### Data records
= = = = =

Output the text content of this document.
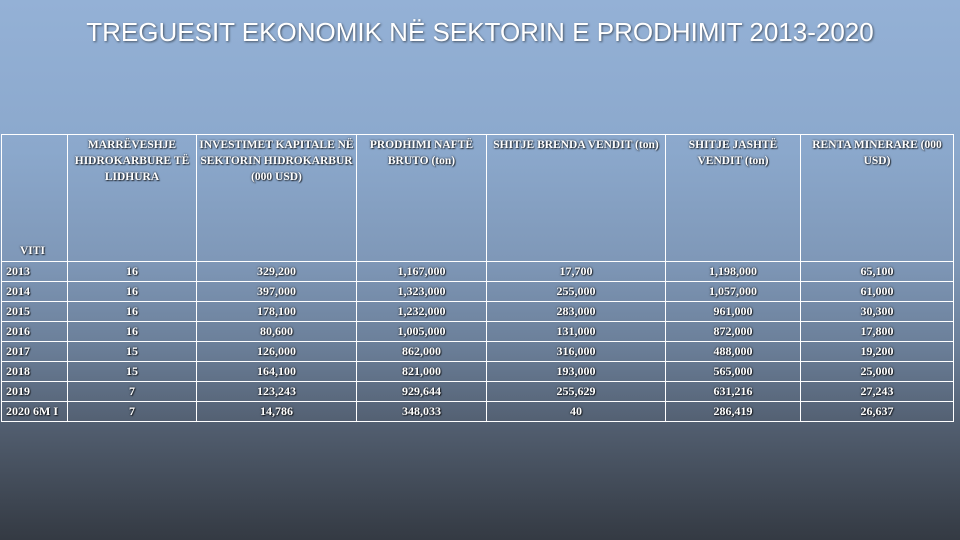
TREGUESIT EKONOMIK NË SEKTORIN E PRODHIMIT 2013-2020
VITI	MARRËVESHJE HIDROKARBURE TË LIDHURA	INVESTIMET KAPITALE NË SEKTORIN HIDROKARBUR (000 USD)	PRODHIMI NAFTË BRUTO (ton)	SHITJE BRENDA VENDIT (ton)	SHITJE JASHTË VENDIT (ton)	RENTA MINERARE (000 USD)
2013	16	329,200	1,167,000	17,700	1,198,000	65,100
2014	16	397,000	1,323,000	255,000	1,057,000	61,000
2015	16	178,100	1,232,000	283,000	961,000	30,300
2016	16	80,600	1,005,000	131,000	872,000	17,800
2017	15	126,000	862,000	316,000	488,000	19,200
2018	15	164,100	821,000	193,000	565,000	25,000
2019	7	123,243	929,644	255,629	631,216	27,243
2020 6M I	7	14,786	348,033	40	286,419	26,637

= = = = =

### The problem
Transcribe the material as is, with images omitted.

### Task result
Output the text content of this document.
TREGUESIT EKONOMIK NË SEKTORIN E PRODHIMIT 2013-2020
VITI	MARRËVESHJE HIDROKARBURE TË LIDHURA	INVESTIMET KAPITALE NË SEKTORIN HIDROKARBUR (000 USD)	PRODHIMI NAFTË BRUTO (ton)	SHITJE BRENDA VENDIT (ton)	SHITJE JASHTË VENDIT (ton)	RENTA MINERARE (000 USD)
2013	16	329,200	1,167,000	17,700	1,198,000	65,100
2014	16	397,000	1,323,000	255,000	1,057,000	61,000
2015	16	178,100	1,232,000	283,000	961,000	30,300
2016	16	80,600	1,005,000	131,000	872,000	17,800
2017	15	126,000	862,000	316,000	488,000	19,200
2018	15	164,100	821,000	193,000	565,000	25,000
2019	7	123,243	929,644	255,629	631,216	27,243
2020 6M I	7	14,786	348,033	40	286,419	26,637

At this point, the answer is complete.